=== Required work ===
Extract all lines from the data beneath that include the word "JSON".

━━━━━━━━━━━━━━━━━━━━━━━━━━━━━━

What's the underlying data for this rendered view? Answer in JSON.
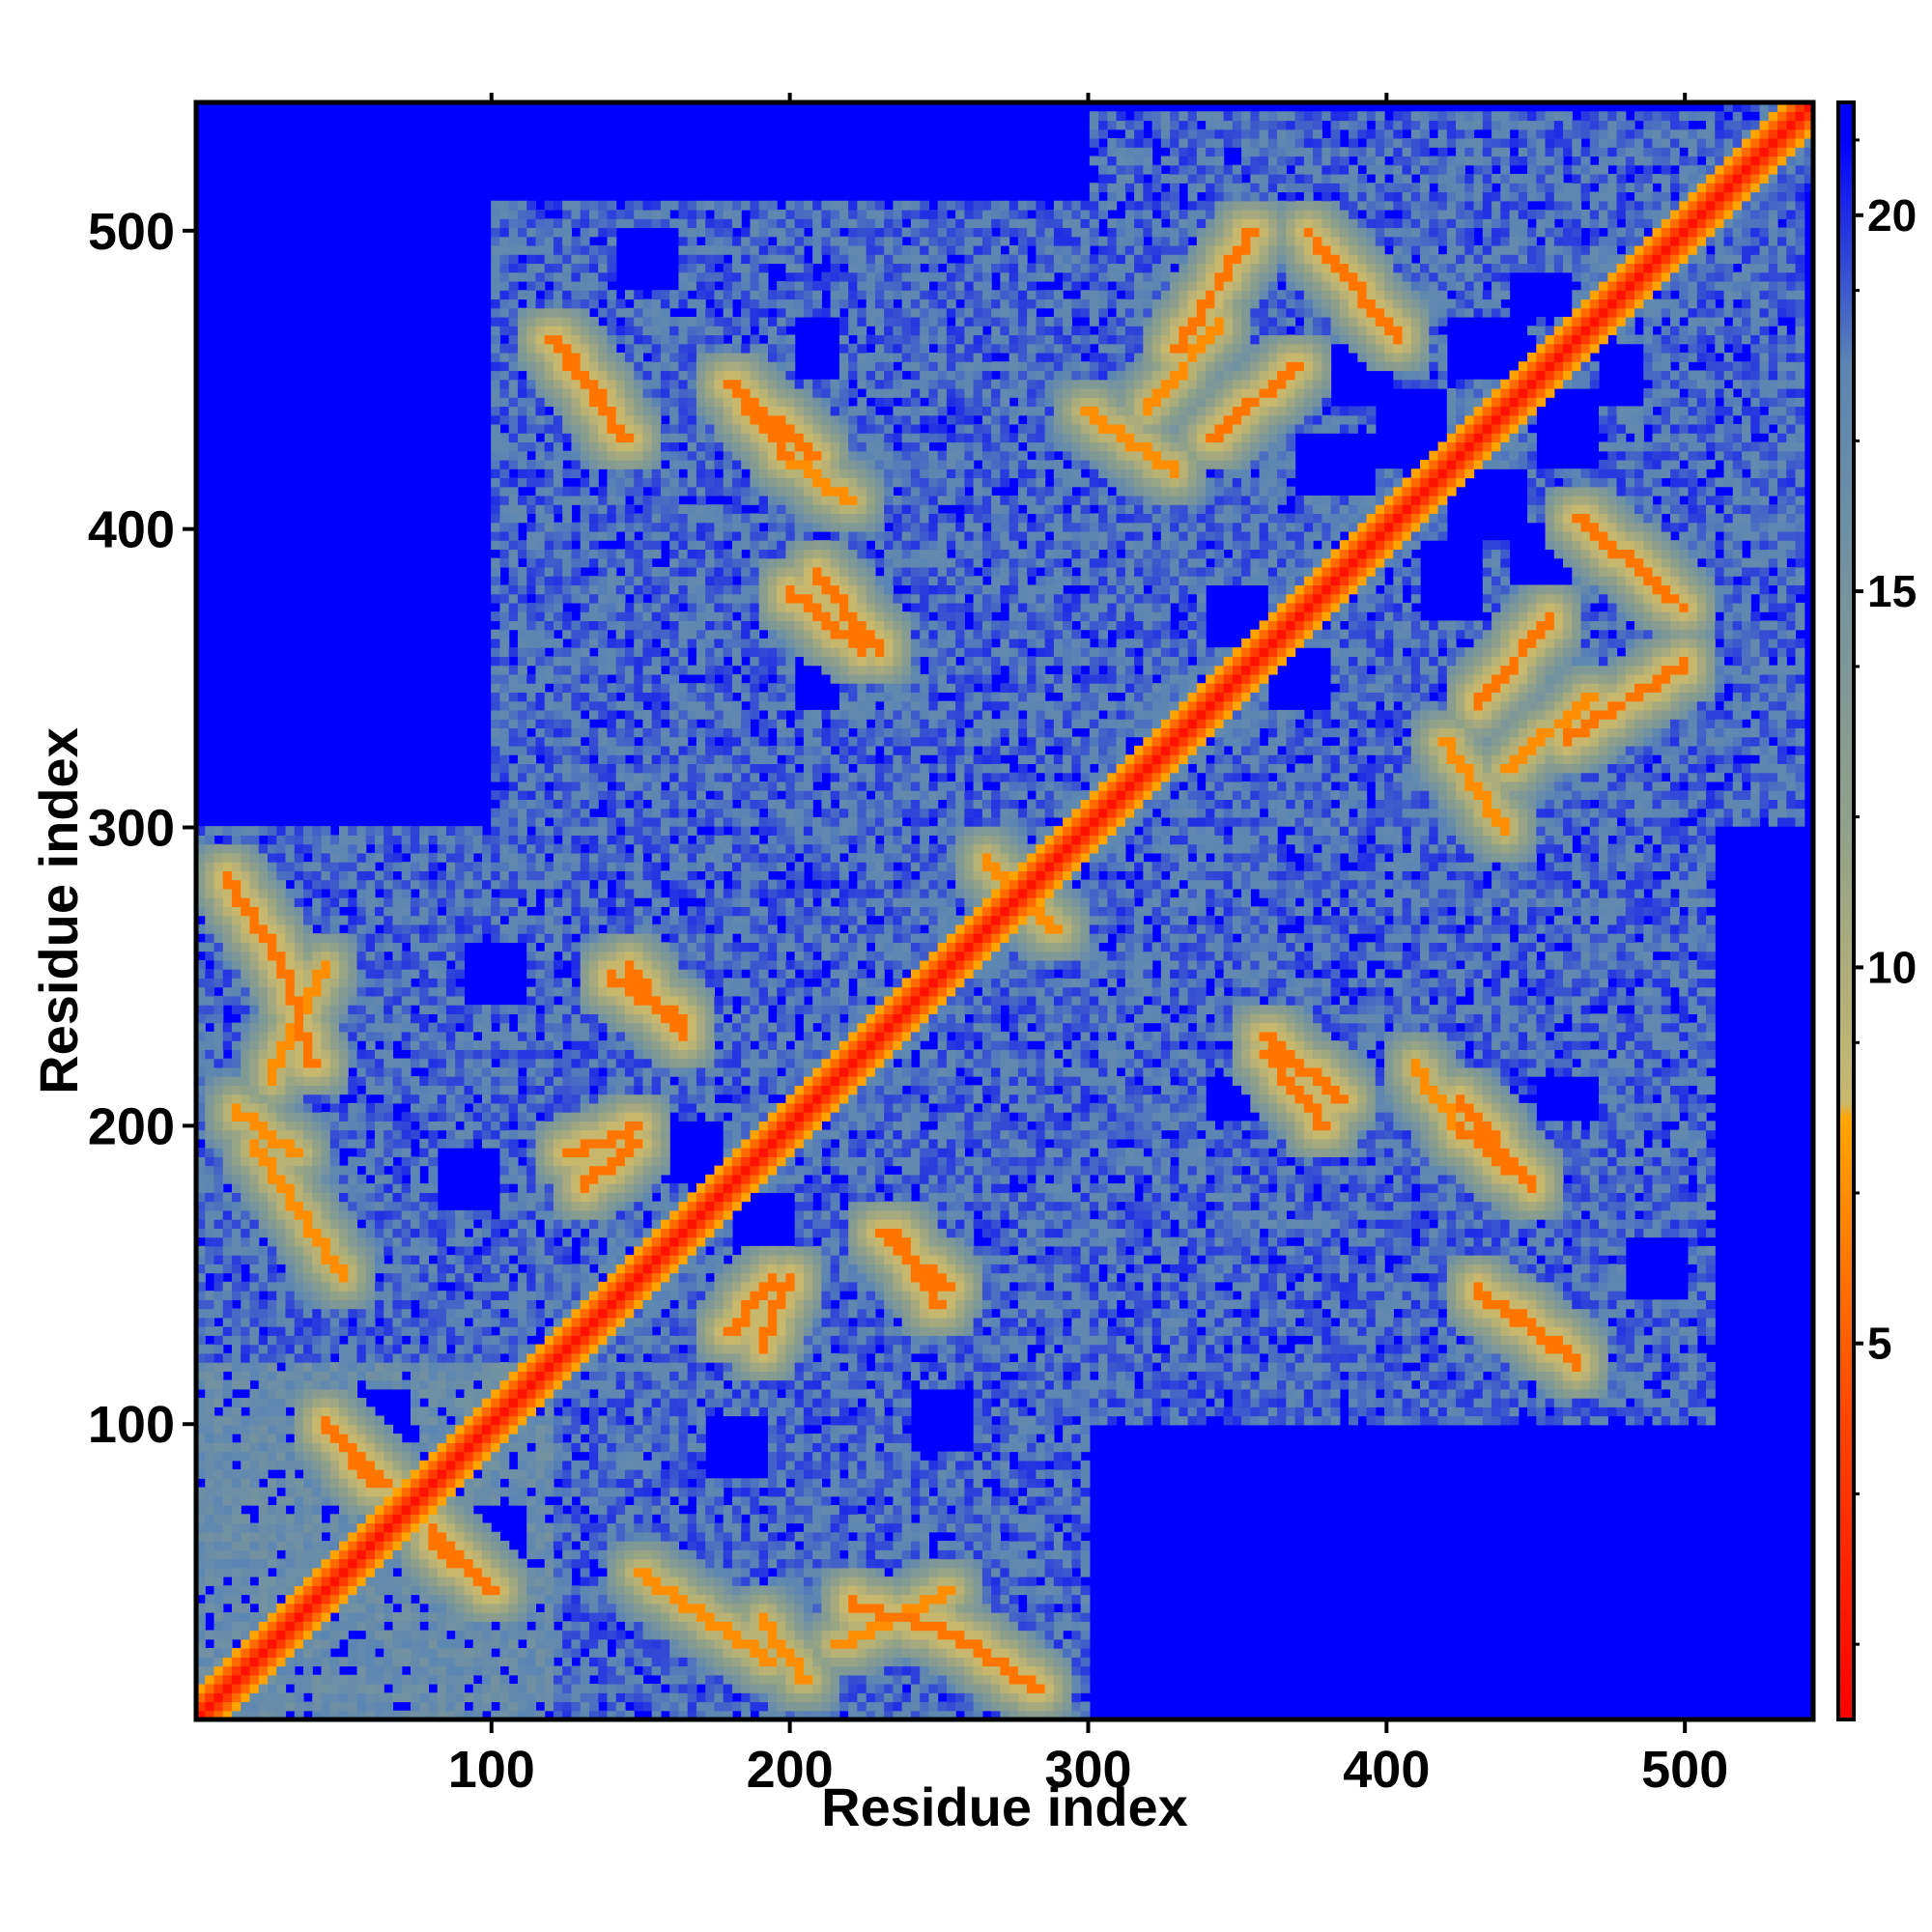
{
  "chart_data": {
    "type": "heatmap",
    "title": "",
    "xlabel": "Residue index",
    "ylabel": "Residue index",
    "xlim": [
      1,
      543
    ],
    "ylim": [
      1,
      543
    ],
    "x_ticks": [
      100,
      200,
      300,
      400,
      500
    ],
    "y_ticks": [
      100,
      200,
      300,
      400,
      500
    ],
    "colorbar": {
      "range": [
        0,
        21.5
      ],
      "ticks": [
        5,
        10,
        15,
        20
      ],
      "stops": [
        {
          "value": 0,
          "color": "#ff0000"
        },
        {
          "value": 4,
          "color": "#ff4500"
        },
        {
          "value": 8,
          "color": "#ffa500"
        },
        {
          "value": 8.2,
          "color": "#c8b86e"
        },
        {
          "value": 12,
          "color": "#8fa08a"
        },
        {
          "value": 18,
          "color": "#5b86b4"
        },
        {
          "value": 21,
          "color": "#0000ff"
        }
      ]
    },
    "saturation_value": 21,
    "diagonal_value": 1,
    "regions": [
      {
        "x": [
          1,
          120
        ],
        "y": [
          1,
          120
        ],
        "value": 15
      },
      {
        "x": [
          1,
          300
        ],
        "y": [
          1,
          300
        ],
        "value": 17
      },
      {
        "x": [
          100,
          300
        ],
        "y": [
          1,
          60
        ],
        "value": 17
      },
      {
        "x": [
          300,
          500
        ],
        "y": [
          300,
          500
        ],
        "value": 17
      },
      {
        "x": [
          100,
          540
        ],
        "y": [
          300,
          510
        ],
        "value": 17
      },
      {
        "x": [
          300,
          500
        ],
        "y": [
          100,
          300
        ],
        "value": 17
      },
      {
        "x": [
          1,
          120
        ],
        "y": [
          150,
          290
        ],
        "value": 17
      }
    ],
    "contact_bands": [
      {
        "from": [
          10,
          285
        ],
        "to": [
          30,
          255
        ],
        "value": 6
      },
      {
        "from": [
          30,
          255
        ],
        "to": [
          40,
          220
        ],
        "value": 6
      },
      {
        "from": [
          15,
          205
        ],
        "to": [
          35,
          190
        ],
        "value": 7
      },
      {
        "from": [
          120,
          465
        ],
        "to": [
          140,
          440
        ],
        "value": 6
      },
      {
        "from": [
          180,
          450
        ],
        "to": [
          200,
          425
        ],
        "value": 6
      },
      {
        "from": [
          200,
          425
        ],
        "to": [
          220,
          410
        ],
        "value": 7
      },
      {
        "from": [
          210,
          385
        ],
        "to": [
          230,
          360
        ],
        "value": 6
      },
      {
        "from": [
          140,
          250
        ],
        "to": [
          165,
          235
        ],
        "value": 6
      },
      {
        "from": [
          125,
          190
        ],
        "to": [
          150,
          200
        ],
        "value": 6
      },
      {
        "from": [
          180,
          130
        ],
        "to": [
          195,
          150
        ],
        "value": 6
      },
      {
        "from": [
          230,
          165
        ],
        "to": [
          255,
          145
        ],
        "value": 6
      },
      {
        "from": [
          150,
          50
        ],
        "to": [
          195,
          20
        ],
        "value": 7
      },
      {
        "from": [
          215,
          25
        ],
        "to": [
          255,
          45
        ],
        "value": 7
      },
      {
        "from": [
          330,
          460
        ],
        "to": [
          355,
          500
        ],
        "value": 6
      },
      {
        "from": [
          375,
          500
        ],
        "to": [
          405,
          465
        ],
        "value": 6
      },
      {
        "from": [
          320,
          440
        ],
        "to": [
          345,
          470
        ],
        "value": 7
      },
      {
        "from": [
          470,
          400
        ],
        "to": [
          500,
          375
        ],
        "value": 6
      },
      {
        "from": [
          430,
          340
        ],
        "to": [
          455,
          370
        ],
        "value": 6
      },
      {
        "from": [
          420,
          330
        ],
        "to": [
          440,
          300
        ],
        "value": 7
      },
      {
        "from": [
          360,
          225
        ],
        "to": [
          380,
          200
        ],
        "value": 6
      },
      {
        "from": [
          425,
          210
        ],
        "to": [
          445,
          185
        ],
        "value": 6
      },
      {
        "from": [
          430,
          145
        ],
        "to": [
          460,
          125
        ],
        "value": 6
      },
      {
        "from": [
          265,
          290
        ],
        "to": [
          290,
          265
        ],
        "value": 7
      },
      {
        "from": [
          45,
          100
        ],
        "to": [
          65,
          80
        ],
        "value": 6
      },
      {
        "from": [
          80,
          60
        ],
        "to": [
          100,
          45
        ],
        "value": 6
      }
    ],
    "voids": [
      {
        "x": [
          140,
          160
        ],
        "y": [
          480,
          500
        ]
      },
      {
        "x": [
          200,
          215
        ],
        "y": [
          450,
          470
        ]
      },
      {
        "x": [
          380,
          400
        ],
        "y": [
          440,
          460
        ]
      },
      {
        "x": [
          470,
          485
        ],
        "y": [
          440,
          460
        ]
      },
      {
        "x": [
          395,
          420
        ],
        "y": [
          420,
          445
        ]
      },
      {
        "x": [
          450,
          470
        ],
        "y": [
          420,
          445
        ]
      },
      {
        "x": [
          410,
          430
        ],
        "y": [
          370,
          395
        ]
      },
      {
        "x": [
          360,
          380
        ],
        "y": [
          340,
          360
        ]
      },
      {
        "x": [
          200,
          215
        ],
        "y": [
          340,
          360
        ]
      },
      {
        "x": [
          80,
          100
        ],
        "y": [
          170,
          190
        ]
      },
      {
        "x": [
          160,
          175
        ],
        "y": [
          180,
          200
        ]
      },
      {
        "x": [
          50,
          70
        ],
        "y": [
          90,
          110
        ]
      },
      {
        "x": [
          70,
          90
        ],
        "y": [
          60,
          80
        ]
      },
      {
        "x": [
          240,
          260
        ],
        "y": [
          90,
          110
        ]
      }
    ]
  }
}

━━━━━━━━━━━━━━━━━━━━━━━━━━━━━━

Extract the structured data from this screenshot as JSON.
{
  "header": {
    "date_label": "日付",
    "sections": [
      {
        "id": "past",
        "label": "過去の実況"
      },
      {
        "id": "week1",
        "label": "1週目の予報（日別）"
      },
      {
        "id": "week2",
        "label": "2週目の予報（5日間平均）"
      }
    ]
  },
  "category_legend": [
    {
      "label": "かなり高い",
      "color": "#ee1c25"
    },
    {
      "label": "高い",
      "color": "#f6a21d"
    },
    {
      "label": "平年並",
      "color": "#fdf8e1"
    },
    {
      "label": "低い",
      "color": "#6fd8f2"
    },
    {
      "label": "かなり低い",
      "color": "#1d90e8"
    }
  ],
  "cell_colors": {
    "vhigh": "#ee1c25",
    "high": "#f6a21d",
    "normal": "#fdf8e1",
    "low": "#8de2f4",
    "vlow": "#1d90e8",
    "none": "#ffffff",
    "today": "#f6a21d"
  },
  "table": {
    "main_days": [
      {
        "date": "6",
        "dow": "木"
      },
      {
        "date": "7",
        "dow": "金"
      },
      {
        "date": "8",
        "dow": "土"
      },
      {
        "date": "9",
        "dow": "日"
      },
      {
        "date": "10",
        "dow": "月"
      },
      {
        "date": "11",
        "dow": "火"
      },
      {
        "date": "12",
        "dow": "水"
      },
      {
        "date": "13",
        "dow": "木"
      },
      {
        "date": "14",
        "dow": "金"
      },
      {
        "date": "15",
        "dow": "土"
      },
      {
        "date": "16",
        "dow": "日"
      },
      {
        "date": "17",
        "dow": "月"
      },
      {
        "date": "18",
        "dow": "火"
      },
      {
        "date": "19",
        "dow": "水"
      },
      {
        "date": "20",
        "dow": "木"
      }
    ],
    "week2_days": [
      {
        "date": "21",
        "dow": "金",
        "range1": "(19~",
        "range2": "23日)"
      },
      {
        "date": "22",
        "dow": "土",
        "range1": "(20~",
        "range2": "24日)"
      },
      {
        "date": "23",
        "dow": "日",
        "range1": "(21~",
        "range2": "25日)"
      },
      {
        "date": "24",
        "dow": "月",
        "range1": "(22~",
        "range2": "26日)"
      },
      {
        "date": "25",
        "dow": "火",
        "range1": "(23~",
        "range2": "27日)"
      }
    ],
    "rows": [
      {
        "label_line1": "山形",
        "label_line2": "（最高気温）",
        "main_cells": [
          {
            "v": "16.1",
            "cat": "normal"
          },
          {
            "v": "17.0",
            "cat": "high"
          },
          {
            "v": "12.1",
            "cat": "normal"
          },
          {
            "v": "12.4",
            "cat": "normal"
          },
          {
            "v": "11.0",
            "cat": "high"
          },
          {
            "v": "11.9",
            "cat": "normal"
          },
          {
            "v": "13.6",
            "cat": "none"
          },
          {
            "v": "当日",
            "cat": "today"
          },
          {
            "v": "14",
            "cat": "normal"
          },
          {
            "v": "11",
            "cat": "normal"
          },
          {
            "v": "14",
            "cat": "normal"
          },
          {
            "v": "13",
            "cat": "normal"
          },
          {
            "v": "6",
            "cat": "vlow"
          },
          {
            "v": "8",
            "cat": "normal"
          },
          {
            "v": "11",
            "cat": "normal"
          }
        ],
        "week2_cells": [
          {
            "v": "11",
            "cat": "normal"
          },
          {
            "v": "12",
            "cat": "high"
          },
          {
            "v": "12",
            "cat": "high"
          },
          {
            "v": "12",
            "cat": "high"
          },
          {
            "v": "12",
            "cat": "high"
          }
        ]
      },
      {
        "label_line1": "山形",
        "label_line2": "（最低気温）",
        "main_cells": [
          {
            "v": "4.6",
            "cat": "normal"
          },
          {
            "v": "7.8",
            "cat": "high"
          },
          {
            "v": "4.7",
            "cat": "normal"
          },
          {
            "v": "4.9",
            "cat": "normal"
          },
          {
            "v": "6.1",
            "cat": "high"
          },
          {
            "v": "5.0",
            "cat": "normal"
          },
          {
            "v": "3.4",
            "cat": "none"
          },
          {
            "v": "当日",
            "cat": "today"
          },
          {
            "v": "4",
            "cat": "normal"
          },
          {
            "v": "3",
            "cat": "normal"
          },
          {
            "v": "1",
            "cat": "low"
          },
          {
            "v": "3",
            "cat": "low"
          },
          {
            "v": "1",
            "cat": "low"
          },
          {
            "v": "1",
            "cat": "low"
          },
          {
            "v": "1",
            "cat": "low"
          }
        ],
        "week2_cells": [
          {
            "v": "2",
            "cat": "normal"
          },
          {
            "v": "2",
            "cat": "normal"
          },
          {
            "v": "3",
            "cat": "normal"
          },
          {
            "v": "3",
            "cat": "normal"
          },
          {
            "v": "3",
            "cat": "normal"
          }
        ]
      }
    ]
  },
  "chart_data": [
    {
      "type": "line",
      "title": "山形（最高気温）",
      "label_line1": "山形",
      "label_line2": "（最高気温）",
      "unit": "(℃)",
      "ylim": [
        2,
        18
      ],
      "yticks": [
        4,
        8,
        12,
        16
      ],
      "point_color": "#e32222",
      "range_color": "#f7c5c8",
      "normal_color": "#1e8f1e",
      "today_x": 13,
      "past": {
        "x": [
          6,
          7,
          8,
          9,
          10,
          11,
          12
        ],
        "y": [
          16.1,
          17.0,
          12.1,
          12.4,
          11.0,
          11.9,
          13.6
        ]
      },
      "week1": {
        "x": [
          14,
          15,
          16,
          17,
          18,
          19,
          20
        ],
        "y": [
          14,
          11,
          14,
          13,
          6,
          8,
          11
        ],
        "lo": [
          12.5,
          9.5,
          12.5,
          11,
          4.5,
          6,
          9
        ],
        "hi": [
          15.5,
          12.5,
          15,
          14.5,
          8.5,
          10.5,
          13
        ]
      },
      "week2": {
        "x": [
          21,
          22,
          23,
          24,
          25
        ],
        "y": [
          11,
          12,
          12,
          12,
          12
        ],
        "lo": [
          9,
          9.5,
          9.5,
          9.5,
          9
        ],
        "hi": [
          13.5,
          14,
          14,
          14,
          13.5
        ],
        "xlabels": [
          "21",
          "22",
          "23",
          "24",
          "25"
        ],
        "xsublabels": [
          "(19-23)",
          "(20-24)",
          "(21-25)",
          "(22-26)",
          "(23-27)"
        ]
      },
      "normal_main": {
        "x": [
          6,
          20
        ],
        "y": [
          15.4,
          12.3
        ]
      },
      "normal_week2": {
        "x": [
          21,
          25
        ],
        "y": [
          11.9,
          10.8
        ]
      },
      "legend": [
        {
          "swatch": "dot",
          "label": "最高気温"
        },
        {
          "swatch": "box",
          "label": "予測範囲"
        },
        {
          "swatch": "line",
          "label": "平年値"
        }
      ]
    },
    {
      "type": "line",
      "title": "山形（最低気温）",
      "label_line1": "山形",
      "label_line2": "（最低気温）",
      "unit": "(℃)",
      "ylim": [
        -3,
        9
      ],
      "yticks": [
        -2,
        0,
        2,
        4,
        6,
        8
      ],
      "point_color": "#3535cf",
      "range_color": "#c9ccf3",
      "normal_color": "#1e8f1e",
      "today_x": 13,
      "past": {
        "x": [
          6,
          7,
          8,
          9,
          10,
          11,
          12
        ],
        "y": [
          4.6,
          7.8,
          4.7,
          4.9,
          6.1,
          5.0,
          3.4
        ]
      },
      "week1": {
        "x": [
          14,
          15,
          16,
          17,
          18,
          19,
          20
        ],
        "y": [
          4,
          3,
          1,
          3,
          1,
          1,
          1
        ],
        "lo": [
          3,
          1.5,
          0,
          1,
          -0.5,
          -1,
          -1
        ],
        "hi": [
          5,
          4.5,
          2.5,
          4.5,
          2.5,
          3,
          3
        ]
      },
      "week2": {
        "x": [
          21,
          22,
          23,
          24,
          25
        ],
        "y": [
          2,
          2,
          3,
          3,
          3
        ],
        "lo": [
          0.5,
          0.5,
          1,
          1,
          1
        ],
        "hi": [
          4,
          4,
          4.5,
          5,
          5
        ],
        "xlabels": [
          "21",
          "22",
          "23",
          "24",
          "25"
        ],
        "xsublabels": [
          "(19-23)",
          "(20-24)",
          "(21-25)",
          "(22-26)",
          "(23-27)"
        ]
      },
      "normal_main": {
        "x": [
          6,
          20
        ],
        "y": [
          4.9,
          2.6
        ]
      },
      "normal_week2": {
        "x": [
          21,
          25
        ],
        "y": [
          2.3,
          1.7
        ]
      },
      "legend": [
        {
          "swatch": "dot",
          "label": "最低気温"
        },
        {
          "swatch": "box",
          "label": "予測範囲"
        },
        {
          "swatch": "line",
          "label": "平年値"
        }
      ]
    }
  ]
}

━━━━━━━━━━━━━━━━━━━━━━━━━━━━━━

=== Output below ===
What's the underlying data for this rendered view? Answer in JSON.
Extract the structured data from this screenshot as JSON.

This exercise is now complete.